:: Given exercise ::
Search the material below for the word "pull" and copy every line in which it occurs.

/---

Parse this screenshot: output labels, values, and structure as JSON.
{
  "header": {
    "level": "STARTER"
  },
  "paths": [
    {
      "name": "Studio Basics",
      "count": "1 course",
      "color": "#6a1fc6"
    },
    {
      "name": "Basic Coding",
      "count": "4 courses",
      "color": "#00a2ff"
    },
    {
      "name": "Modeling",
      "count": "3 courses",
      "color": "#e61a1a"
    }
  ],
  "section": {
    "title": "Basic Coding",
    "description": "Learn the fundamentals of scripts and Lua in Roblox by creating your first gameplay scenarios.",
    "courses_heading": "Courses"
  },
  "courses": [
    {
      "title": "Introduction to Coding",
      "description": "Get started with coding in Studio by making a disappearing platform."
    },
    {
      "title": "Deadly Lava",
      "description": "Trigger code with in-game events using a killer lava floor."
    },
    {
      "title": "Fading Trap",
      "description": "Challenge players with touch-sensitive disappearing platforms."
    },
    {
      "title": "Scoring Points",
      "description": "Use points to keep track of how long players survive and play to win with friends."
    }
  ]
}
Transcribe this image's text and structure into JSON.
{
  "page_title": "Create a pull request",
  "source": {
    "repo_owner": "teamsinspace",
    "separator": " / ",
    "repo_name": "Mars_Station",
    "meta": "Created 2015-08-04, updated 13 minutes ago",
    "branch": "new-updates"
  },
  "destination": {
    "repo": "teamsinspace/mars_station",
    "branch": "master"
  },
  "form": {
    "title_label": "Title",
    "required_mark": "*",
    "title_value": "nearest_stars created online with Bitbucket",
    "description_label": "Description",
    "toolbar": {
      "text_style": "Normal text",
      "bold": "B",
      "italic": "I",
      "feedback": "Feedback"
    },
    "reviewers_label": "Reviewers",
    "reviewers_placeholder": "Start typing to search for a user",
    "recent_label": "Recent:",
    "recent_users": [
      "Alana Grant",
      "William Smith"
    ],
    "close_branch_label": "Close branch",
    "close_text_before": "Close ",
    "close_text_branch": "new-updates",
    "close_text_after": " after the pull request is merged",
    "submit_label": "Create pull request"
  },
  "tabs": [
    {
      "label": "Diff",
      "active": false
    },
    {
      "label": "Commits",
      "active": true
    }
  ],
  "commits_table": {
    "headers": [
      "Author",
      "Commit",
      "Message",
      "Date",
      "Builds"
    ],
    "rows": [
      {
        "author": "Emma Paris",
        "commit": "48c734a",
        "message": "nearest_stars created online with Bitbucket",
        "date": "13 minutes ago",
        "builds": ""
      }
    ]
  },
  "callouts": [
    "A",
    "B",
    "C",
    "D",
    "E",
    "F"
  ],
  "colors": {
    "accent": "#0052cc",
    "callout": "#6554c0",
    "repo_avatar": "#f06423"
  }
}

\---

:: Written solution ::
  "page_title": "Create a pull request",
    "close_text_after": " after the pull request is merged",
    "submit_label": "Create pull request"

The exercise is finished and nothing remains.